What you need to do =>
Lines before the one containing "Give me a plain-text" are left out; copy that line and every later line through the end of the data exactly.

====== Data to process ======

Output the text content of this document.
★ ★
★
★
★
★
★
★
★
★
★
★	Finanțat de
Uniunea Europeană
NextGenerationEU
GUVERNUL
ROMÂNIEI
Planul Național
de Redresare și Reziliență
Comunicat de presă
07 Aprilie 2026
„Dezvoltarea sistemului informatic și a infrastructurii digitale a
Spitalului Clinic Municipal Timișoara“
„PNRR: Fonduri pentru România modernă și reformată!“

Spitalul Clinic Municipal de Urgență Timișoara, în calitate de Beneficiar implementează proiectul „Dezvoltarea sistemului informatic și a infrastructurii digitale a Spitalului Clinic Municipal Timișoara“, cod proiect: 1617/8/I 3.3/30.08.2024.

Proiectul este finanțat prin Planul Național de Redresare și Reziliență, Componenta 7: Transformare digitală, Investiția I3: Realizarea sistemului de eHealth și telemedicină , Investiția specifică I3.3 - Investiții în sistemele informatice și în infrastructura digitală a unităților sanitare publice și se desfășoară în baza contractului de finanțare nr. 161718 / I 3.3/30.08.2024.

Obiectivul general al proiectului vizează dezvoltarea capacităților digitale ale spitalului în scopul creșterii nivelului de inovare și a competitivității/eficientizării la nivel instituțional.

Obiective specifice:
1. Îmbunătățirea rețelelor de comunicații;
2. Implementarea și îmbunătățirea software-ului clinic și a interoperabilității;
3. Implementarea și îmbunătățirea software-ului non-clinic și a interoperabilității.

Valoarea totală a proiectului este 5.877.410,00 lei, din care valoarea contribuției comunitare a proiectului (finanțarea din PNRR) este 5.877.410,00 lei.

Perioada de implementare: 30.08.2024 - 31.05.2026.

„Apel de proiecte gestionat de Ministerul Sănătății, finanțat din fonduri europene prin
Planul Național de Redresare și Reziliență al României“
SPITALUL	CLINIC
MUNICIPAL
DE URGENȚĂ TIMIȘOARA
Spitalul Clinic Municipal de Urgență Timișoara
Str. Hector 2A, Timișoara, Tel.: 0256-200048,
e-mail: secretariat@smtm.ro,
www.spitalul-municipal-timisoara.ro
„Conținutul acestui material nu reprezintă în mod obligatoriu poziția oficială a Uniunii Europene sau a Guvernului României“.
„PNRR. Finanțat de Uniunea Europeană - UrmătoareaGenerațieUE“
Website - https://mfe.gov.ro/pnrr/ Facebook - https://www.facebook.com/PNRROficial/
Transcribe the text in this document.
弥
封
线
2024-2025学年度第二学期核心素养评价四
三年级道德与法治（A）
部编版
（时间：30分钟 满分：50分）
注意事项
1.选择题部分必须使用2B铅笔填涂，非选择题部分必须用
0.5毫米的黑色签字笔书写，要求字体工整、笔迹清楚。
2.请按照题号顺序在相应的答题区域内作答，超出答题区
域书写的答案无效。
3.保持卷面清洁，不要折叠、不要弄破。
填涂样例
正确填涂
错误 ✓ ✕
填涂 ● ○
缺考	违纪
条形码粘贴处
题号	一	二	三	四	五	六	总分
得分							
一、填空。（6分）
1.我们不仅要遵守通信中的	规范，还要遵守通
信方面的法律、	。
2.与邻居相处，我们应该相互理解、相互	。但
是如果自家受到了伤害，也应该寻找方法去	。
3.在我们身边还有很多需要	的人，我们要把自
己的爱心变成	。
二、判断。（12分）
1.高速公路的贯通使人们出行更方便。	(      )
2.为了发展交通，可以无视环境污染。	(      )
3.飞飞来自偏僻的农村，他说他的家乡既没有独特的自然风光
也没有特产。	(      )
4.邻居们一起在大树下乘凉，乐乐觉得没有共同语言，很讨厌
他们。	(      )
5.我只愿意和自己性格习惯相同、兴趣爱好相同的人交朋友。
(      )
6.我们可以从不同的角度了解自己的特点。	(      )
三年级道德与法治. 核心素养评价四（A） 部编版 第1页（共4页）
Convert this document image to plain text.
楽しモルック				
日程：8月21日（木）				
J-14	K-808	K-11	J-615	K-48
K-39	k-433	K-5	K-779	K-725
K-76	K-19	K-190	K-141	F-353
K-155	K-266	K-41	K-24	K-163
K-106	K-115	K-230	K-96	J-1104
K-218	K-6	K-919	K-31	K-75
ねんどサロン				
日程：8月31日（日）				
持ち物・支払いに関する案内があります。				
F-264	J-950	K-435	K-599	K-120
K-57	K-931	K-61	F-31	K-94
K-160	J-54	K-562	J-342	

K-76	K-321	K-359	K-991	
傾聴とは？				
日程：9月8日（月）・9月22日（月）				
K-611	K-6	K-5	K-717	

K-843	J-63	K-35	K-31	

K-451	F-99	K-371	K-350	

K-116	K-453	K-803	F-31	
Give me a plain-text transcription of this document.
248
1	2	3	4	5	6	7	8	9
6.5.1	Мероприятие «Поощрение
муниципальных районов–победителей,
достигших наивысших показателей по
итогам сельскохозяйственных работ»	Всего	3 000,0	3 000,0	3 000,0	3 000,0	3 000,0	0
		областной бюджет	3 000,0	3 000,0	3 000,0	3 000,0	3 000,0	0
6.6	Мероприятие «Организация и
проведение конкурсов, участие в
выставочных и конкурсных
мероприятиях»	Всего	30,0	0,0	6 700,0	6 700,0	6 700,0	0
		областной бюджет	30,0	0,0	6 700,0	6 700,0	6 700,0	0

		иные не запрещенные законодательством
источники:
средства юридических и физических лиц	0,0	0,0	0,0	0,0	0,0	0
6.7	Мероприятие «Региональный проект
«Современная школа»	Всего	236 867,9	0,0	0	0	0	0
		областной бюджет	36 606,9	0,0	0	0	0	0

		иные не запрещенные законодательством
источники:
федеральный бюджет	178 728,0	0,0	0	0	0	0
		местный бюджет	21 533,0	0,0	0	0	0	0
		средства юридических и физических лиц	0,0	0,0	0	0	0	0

======

Task solution =>
Give me a plain-text transcription of this document.
248
1	2	3	4	5	6	7	8	9
6.5.1	Мероприятие «Поощрение
муниципальных районов–победителей,
достигших наивысших показателей по
итогам сельскохозяйственных работ»	Всего	3 000,0	3 000,0	3 000,0	3 000,0	3 000,0	0
		областной бюджет	3 000,0	3 000,0	3 000,0	3 000,0	3 000,0	0
6.6	Мероприятие «Организация и
проведение конкурсов, участие в
выставочных и конкурсных
мероприятиях»	Всего	30,0	0,0	6 700,0	6 700,0	6 700,0	0
		областной бюджет	30,0	0,0	6 700,0	6 700,0	6 700,0	0

		иные не запрещенные законодательством
источники:
средства юридических и физических лиц	0,0	0,0	0,0	0,0	0,0	0
6.7	Мероприятие «Региональный проект
«Современная школа»	Всего	236 867,9	0,0	0	0	0	0
		областной бюджет	36 606,9	0,0	0	0	0	0

		иные не запрещенные законодательством
источники:
федеральный бюджет	178 728,0	0,0	0	0	0	0
		местный бюджет	21 533,0	0,0	0	0	0	0
		средства юридических и физических лиц	0,0	0,0	0	0	0	0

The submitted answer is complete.